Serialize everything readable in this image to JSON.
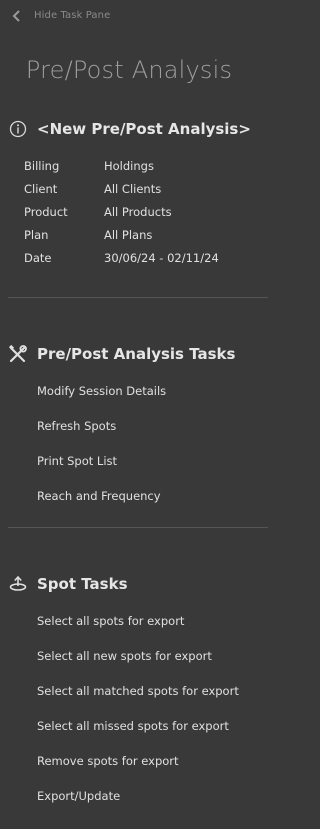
{
  "pane": {
    "hide_label": "Hide Task Pane",
    "title": "Pre/Post Analysis"
  },
  "analysis": {
    "title": "<New Pre/Post Analysis>",
    "fields": [
      {
        "label": "Billing",
        "value": "Holdings"
      },
      {
        "label": "Client",
        "value": "All Clients"
      },
      {
        "label": "Product",
        "value": "All Products"
      },
      {
        "label": "Plan",
        "value": "All Plans"
      },
      {
        "label": "Date",
        "value": "30/06/24 - 02/11/24"
      }
    ]
  },
  "analysis_tasks": {
    "title": "Pre/Post Analysis Tasks",
    "items": [
      "Modify Session Details",
      "Refresh Spots",
      "Print Spot List",
      "Reach and Frequency"
    ]
  },
  "spot_tasks": {
    "title": "Spot Tasks",
    "items": [
      "Select all spots for export",
      "Select all new spots for export",
      "Select all matched spots for export",
      "Select all missed spots for export",
      "Remove spots for export",
      "Export/Update"
    ]
  },
  "icons": {
    "hide": "chevron-left-icon",
    "info": "info-icon",
    "tools": "tools-icon",
    "spot": "spot-upload-icon"
  },
  "colors": {
    "background": "#393939",
    "text": "#e0e0e0",
    "muted": "#8a8a8a",
    "title_muted": "#9e9e9e",
    "divider": "#555555"
  }
}
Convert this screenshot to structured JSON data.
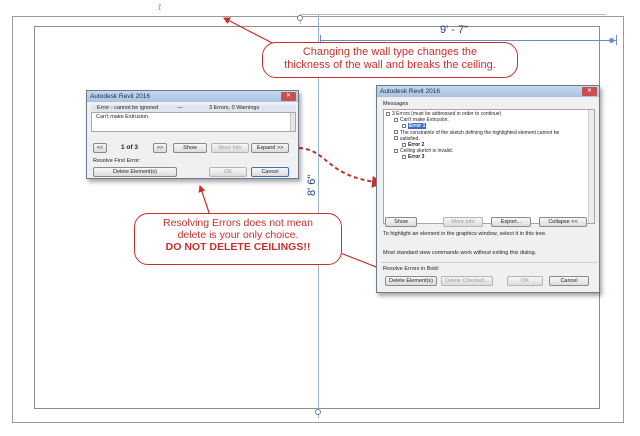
{
  "drawing": {
    "horizontal_dimension": "9' - 7\"",
    "vertical_dimension": "8' 6\"",
    "top_marker": "⟟"
  },
  "callouts": {
    "wall_type": {
      "line1": "Changing the wall type changes the",
      "line2": "thickness of the wall and breaks the ceiling."
    },
    "resolve": {
      "line1": "Resolving Errors does not mean",
      "line2": "delete is your only choice.",
      "line3": "DO NOT DELETE CEILINGS!!"
    },
    "color": "#c9302c"
  },
  "small_dialog": {
    "title": "Autodesk Revit 2016",
    "close_icon": "close-icon",
    "header_left": "Error - cannot be ignored",
    "header_sep": "—",
    "header_right": "3 Errors, 0 Warnings",
    "message": "Can't make Extrusion.",
    "prev_label": "<<",
    "counter": "1 of 3",
    "next_label": ">>",
    "show_label": "Show",
    "more_info_label": "More Info",
    "expand_label": "Expand >>",
    "resolve_label": "Resolve First Error:",
    "delete_label": "Delete Element(s)",
    "ok_label": "OK",
    "cancel_label": "Cancel"
  },
  "large_dialog": {
    "title": "Autodesk Revit 2016",
    "close_icon": "close-icon",
    "messages_label": "Messages",
    "tree": [
      {
        "level": 0,
        "text": "3 Errors (must be addressed in order to continue)",
        "selected": false
      },
      {
        "level": 1,
        "text": "Can't make Extrusion.",
        "selected": false
      },
      {
        "level": 2,
        "text": "Error 1",
        "selected": true
      },
      {
        "level": 1,
        "text": "The constraints of the sketch defining the highlighted element cannot be",
        "selected": false
      },
      {
        "level": 1,
        "text": "satisfied.",
        "selected": false
      },
      {
        "level": 2,
        "text": "Error 2",
        "selected": false
      },
      {
        "level": 1,
        "text": "Ceiling sketch is invalid.",
        "selected": false
      },
      {
        "level": 2,
        "text": "Error 3",
        "selected": false
      }
    ],
    "show_label": "Show",
    "more_info_label": "More Info",
    "export_label": "Export...",
    "collapse_label": "Collapse <<",
    "hint1": "To highlight an element in the graphics window, select it in this tree.",
    "hint2": "Most standard view commands work without exiting this dialog.",
    "resolve_label": "Resolve Errors in Bold:",
    "delete_label": "Delete Element(s)",
    "delete_checked_label": "Delete Checked...",
    "ok_label": "OK",
    "cancel_label": "Cancel"
  }
}
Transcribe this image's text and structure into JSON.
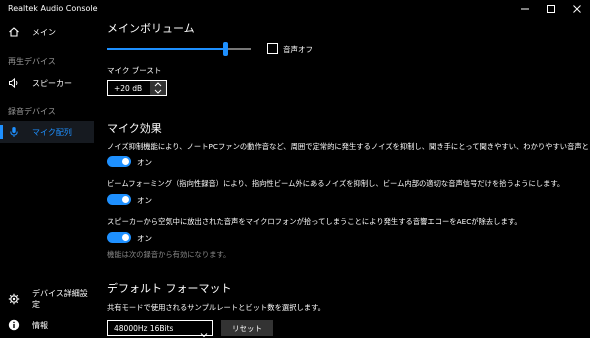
{
  "app": {
    "title": "Realtek Audio Console"
  },
  "sidebar": {
    "main_label": "メイン",
    "playback_header": "再生デバイス",
    "speaker_label": "スピーカー",
    "recording_header": "録音デバイス",
    "mic_array_label": "マイク配列",
    "device_settings_label": "デバイス詳細設定",
    "info_label": "情報"
  },
  "main_volume": {
    "title": "メインボリューム",
    "level": 0.82,
    "mute_label": "音声オフ",
    "mute_checked": false
  },
  "mic_boost": {
    "label": "マイク ブースト",
    "value": "+20 dB"
  },
  "mic_effects": {
    "title": "マイク効果",
    "noise_suppression": "ノイズ抑制機能により、ノートPCファンの動作音など、周囲で定常的に発生するノイズを抑制し、聞き手にとって聞きやすい、わかりやすい音声とします。",
    "beamforming": "ビームフォーミング（指向性録音）により、指向性ビーム外にあるノイズを抑制し、ビーム内部の適切な音声信号だけを拾うようにします。",
    "aec": "スピーカーから空気中に放出された音声をマイクロフォンが拾ってしまうことにより発生する音響エコーをAECが除去します。",
    "toggle_on_label": "オン",
    "restart_note": "機能は次の録音から有効になります。"
  },
  "default_format": {
    "title": "デフォルト フォーマット",
    "description": "共有モードで使用されるサンプルレートとビット数を選択します。",
    "selected": "48000Hz 16Bits",
    "reset_label": "リセット"
  },
  "colors": {
    "accent": "#1e90ff",
    "background": "#000000"
  }
}
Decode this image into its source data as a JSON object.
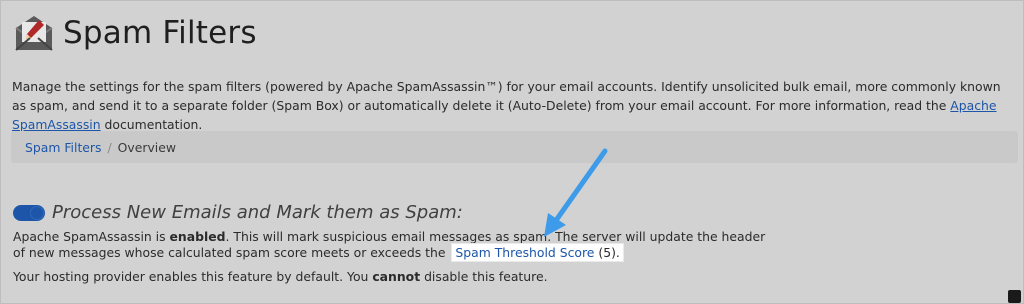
{
  "header": {
    "title": "Spam Filters",
    "icon": "envelope-pencil-icon"
  },
  "description": {
    "text": "Manage the settings for the spam filters (powered by Apache SpamAssassin™) for your email accounts. Identify unsolicited bulk email, more commonly known as spam, and send it to a separate folder (Spam Box) or automatically delete it (Auto-Delete) from your email account. For more information, read the ",
    "link_label": "Apache SpamAssassin",
    "suffix": " documentation."
  },
  "breadcrumb": {
    "root": "Spam Filters",
    "separator": "/",
    "current": "Overview"
  },
  "section": {
    "title": "Process New Emails and Mark them as Spam:",
    "toggle_on": true,
    "line1_prefix": "Apache SpamAssassin is ",
    "line1_bold": "enabled",
    "line1_suffix": ". This will mark suspicious email messages as spam. The server will update the header",
    "line2_prefix": "of new messages whose calculated spam score meets or exceeds the ",
    "threshold_link": "Spam Threshold Score",
    "threshold_value": " (5).",
    "line3_prefix": "Your hosting provider enables this feature by default. You ",
    "line3_bold": "cannot",
    "line3_suffix": " disable this feature."
  },
  "colors": {
    "link": "#1d56a8",
    "annotation_arrow": "#3d9be9",
    "overlay_bg": "#d2d2d2"
  }
}
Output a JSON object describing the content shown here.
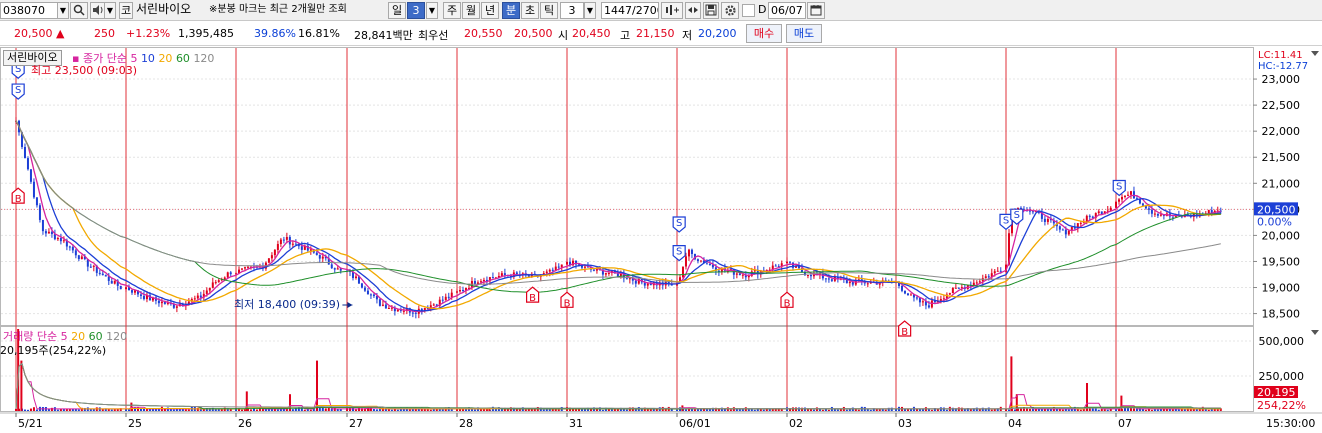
{
  "toolbar": {
    "stock_code": "038070",
    "market_label": "코",
    "stock_name": "서린바이오",
    "notice": "※분봉 마크는 최근 2개월만 조회",
    "period_day": "일",
    "period_num": "3",
    "period_week": "주",
    "period_month": "월",
    "period_year": "년",
    "period_minute": "분",
    "period_second": "초",
    "period_tick": "틱",
    "interval_value": "3",
    "count_display": "1447/2700",
    "checkbox_d_label": "D",
    "date_value": "06/07"
  },
  "quote": {
    "price": "20,500",
    "change_arrow": "▲",
    "change": "250",
    "change_pct": "+1.23%",
    "volume": "1,395,485",
    "volume_ratio": "39.86%",
    "turnover_ratio": "16.81%",
    "amount": "28,841백만",
    "best_ask_label": "최우선",
    "best_ask": "20,550",
    "best_bid": "20,500",
    "open_label": "시",
    "open": "20,450",
    "high_label": "고",
    "high": "21,150",
    "low_label": "저",
    "low": "20,200",
    "buy_label": "매수",
    "sell_label": "매도"
  },
  "price_panel": {
    "name_tab": "서린바이오",
    "legend_prefix": "종가 단순",
    "ma_periods": [
      "5",
      "10",
      "20",
      "60",
      "120"
    ],
    "ma_colors": [
      "#d6249f",
      "#1c3fd6",
      "#f2a900",
      "#1f8f2a",
      "#8a8a8a"
    ],
    "lc_label": "LC:11.41",
    "hc_label": "HC:-12.77",
    "y_ticks": [
      "23,000",
      "22,500",
      "22,000",
      "21,500",
      "21,000",
      "20,500",
      "20,000",
      "19,500",
      "19,000",
      "18,500"
    ],
    "current_price_tag": "20,500",
    "current_pct_tag": "0.00%",
    "high_annotation": "최고 23,500 (09:03)",
    "low_annotation": "최저 18,400 (09:39)",
    "signal_s": "S",
    "signal_b": "B"
  },
  "volume_panel": {
    "legend_name": "거래량",
    "legend_prefix": "단순",
    "ma_periods": [
      "5",
      "20",
      "60",
      "120"
    ],
    "current_volume": "20,195주(254,22%)",
    "y_ticks": [
      "500,000",
      "250,000"
    ],
    "volume_tag": "20,195",
    "volume_pct_tag": "254,22%"
  },
  "x_axis": {
    "labels": [
      "5/21",
      "25",
      "26",
      "27",
      "28",
      "31",
      "06/01",
      "02",
      "03",
      "04",
      "07"
    ],
    "end_time": "15:30:00"
  },
  "chart_data": {
    "type": "candlestick",
    "price_range": [
      18300,
      23500
    ],
    "sessions": [
      "5/21",
      "25",
      "26",
      "27",
      "28",
      "31",
      "06/01",
      "02",
      "03",
      "04",
      "07"
    ],
    "session_price_path": [
      [
        [
          0,
          22200
        ],
        [
          0.1,
          21400
        ],
        [
          0.25,
          20100
        ],
        [
          0.45,
          19900
        ],
        [
          0.65,
          19500
        ],
        [
          0.85,
          19200
        ],
        [
          1,
          19000
        ]
      ],
      [
        [
          0,
          19000
        ],
        [
          0.2,
          18800
        ],
        [
          0.45,
          18650
        ],
        [
          0.7,
          18800
        ],
        [
          0.85,
          19100
        ],
        [
          1,
          19300
        ]
      ],
      [
        [
          0,
          19300
        ],
        [
          0.25,
          19400
        ],
        [
          0.45,
          19950
        ],
        [
          0.6,
          19800
        ],
        [
          0.8,
          19600
        ],
        [
          1,
          19300
        ]
      ],
      [
        [
          0,
          19300
        ],
        [
          0.1,
          19150
        ],
        [
          0.3,
          18700
        ],
        [
          0.45,
          18600
        ],
        [
          0.65,
          18550
        ],
        [
          0.85,
          18700
        ],
        [
          1,
          18850
        ]
      ],
      [
        [
          0,
          18900
        ],
        [
          0.2,
          19150
        ],
        [
          0.5,
          19250
        ],
        [
          0.75,
          19200
        ],
        [
          0.9,
          19300
        ],
        [
          1,
          19400
        ]
      ],
      [
        [
          0,
          19500
        ],
        [
          0.2,
          19350
        ],
        [
          0.5,
          19250
        ],
        [
          0.7,
          19100
        ],
        [
          1,
          19050
        ]
      ],
      [
        [
          0,
          19050
        ],
        [
          0.1,
          19700
        ],
        [
          0.2,
          19550
        ],
        [
          0.4,
          19350
        ],
        [
          0.65,
          19250
        ],
        [
          0.85,
          19350
        ],
        [
          1,
          19450
        ]
      ],
      [
        [
          0,
          19450
        ],
        [
          0.15,
          19300
        ],
        [
          0.35,
          19200
        ],
        [
          0.6,
          19100
        ],
        [
          1,
          19100
        ]
      ],
      [
        [
          0,
          19100
        ],
        [
          0.15,
          18800
        ],
        [
          0.3,
          18650
        ],
        [
          0.5,
          18900
        ],
        [
          0.75,
          19100
        ],
        [
          0.9,
          19250
        ],
        [
          1,
          19350
        ]
      ],
      [
        [
          0,
          19500
        ],
        [
          0.05,
          20450
        ],
        [
          0.15,
          20550
        ],
        [
          0.35,
          20350
        ],
        [
          0.55,
          20050
        ],
        [
          0.75,
          20300
        ],
        [
          1,
          20550
        ]
      ],
      [
        [
          0,
          20700
        ],
        [
          0.15,
          20800
        ],
        [
          0.35,
          20450
        ],
        [
          0.55,
          20350
        ],
        [
          0.8,
          20400
        ],
        [
          1,
          20500
        ]
      ]
    ],
    "extremes": {
      "high": 23500,
      "high_time": "09:03",
      "low": 18400,
      "low_time": "09:39"
    },
    "volume_range": [
      0,
      600000
    ],
    "volume_spikes": [
      {
        "session": 0,
        "pos": 0.02,
        "value": 610000
      },
      {
        "session": 0,
        "pos": 0.05,
        "value": 360000
      },
      {
        "session": 1,
        "pos": 0.05,
        "value": 60000
      },
      {
        "session": 2,
        "pos": 0.1,
        "value": 140000
      },
      {
        "session": 2,
        "pos": 0.75,
        "value": 360000
      },
      {
        "session": 2,
        "pos": 0.5,
        "value": 120000
      },
      {
        "session": 3,
        "pos": 0.2,
        "value": 30000
      },
      {
        "session": 4,
        "pos": 0.3,
        "value": 25000
      },
      {
        "session": 6,
        "pos": 0.05,
        "value": 40000
      },
      {
        "session": 9,
        "pos": 0.05,
        "value": 390000
      },
      {
        "session": 9,
        "pos": 0.1,
        "value": 120000
      },
      {
        "session": 9,
        "pos": 0.75,
        "value": 200000
      },
      {
        "session": 10,
        "pos": 0.05,
        "value": 110000
      }
    ],
    "signals": [
      {
        "type": "S",
        "session": 0,
        "pos": 0.02,
        "price": 23150
      },
      {
        "type": "S",
        "session": 0,
        "pos": 0.02,
        "price": 22750
      },
      {
        "type": "B",
        "session": 0,
        "pos": 0.02,
        "price": 20850
      },
      {
        "type": "B",
        "session": 4,
        "pos": 0.7,
        "price": 18950
      },
      {
        "type": "B",
        "session": 5,
        "pos": 0.0,
        "price": 18850
      },
      {
        "type": "S",
        "session": 6,
        "pos": 0.02,
        "price": 20200
      },
      {
        "type": "S",
        "session": 6,
        "pos": 0.02,
        "price": 19650
      },
      {
        "type": "B",
        "session": 7,
        "pos": 0.0,
        "price": 18850
      },
      {
        "type": "B",
        "session": 8,
        "pos": 0.08,
        "price": 18300
      },
      {
        "type": "S",
        "session": 9,
        "pos": 0.0,
        "price": 20250
      },
      {
        "type": "S",
        "session": 9,
        "pos": 0.1,
        "price": 20350
      },
      {
        "type": "S",
        "session": 10,
        "pos": 0.03,
        "price": 20900
      }
    ]
  }
}
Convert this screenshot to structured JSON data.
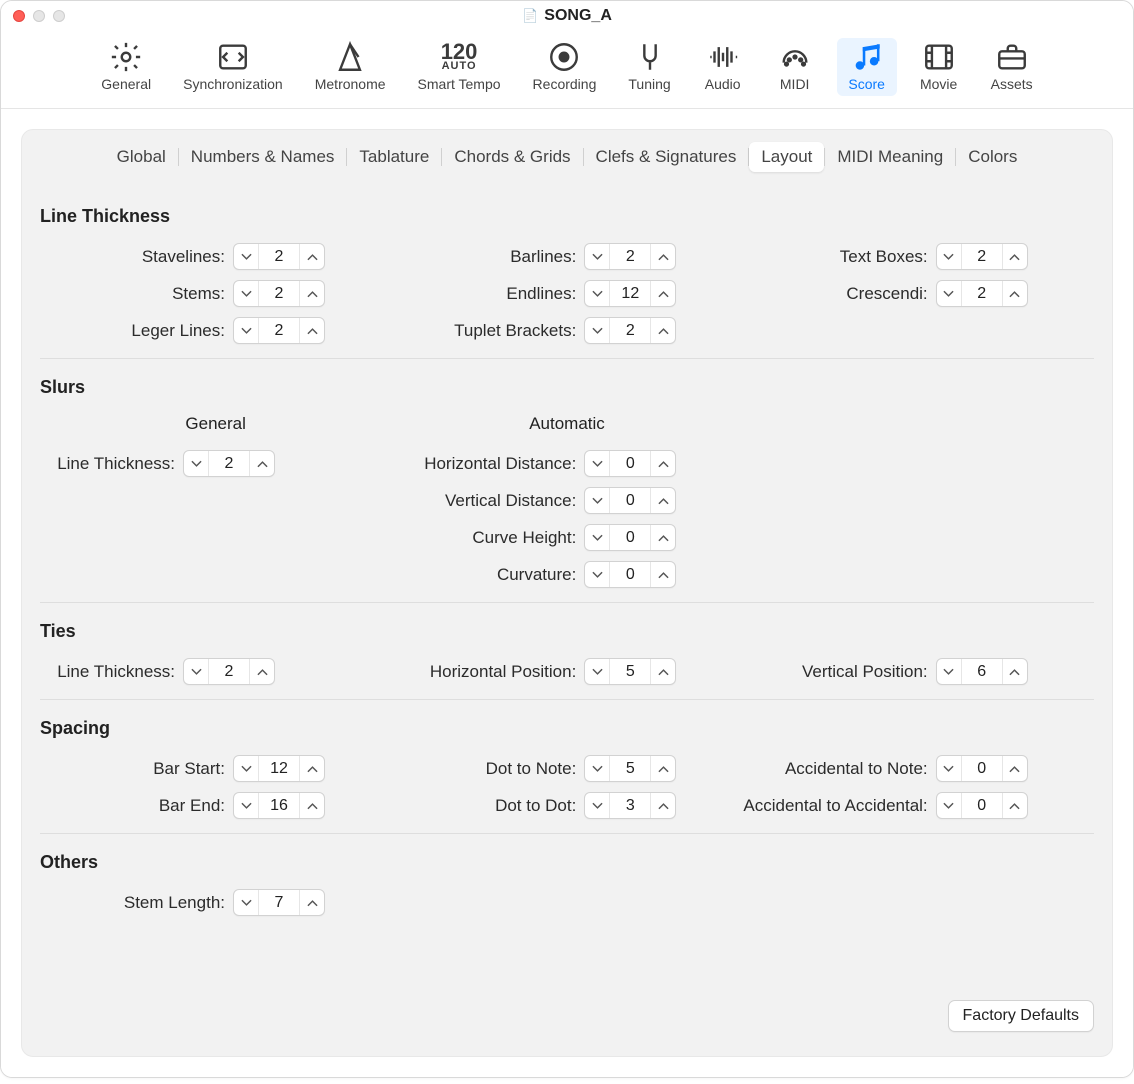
{
  "window": {
    "title": "SONG_A"
  },
  "toolbar": [
    {
      "id": "general",
      "label": "General",
      "icon": "gear-icon"
    },
    {
      "id": "sync",
      "label": "Synchronization",
      "icon": "sync-icon"
    },
    {
      "id": "metronome",
      "label": "Metronome",
      "icon": "metronome-icon"
    },
    {
      "id": "smarttempo",
      "label": "Smart Tempo",
      "icon": "smart-tempo-icon"
    },
    {
      "id": "recording",
      "label": "Recording",
      "icon": "record-icon"
    },
    {
      "id": "tuning",
      "label": "Tuning",
      "icon": "tuning-fork-icon"
    },
    {
      "id": "audio",
      "label": "Audio",
      "icon": "waveform-icon"
    },
    {
      "id": "midi",
      "label": "MIDI",
      "icon": "midi-icon"
    },
    {
      "id": "score",
      "label": "Score",
      "icon": "score-icon",
      "active": true
    },
    {
      "id": "movie",
      "label": "Movie",
      "icon": "film-icon"
    },
    {
      "id": "assets",
      "label": "Assets",
      "icon": "briefcase-icon"
    }
  ],
  "smart_tempo_top": "120",
  "smart_tempo_sub": "AUTO",
  "subtabs": [
    "Global",
    "Numbers & Names",
    "Tablature",
    "Chords & Grids",
    "Clefs & Signatures",
    "Layout",
    "MIDI Meaning",
    "Colors"
  ],
  "subtab_active": "Layout",
  "line_thickness": {
    "title": "Line Thickness",
    "col1": [
      {
        "label": "Stavelines:",
        "value": "2"
      },
      {
        "label": "Stems:",
        "value": "2"
      },
      {
        "label": "Leger Lines:",
        "value": "2"
      }
    ],
    "col2": [
      {
        "label": "Barlines:",
        "value": "2"
      },
      {
        "label": "Endlines:",
        "value": "12"
      },
      {
        "label": "Tuplet Brackets:",
        "value": "2"
      }
    ],
    "col3": [
      {
        "label": "Text Boxes:",
        "value": "2"
      },
      {
        "label": "Crescendi:",
        "value": "2"
      }
    ]
  },
  "slurs": {
    "title": "Slurs",
    "header_general": "General",
    "header_auto": "Automatic",
    "general": [
      {
        "label": "Line Thickness:",
        "value": "2"
      }
    ],
    "auto": [
      {
        "label": "Horizontal Distance:",
        "value": "0"
      },
      {
        "label": "Vertical Distance:",
        "value": "0"
      },
      {
        "label": "Curve Height:",
        "value": "0"
      },
      {
        "label": "Curvature:",
        "value": "0"
      }
    ]
  },
  "ties": {
    "title": "Ties",
    "col1": [
      {
        "label": "Line Thickness:",
        "value": "2"
      }
    ],
    "col2": [
      {
        "label": "Horizontal Position:",
        "value": "5"
      }
    ],
    "col3": [
      {
        "label": "Vertical Position:",
        "value": "6"
      }
    ]
  },
  "spacing": {
    "title": "Spacing",
    "col1": [
      {
        "label": "Bar Start:",
        "value": "12"
      },
      {
        "label": "Bar End:",
        "value": "16"
      }
    ],
    "col2": [
      {
        "label": "Dot to Note:",
        "value": "5"
      },
      {
        "label": "Dot to Dot:",
        "value": "3"
      }
    ],
    "col3": [
      {
        "label": "Accidental to Note:",
        "value": "0"
      },
      {
        "label": "Accidental to Accidental:",
        "value": "0"
      }
    ]
  },
  "others": {
    "title": "Others",
    "col1": [
      {
        "label": "Stem Length:",
        "value": "7"
      }
    ]
  },
  "factory_defaults": "Factory Defaults"
}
########################################
▶ _TO DO_
Tally the lines in the entries above that hold the word "cannot". Reply with nothing but that count.

▶ _RESPONSE TO THE EXERCISE_
3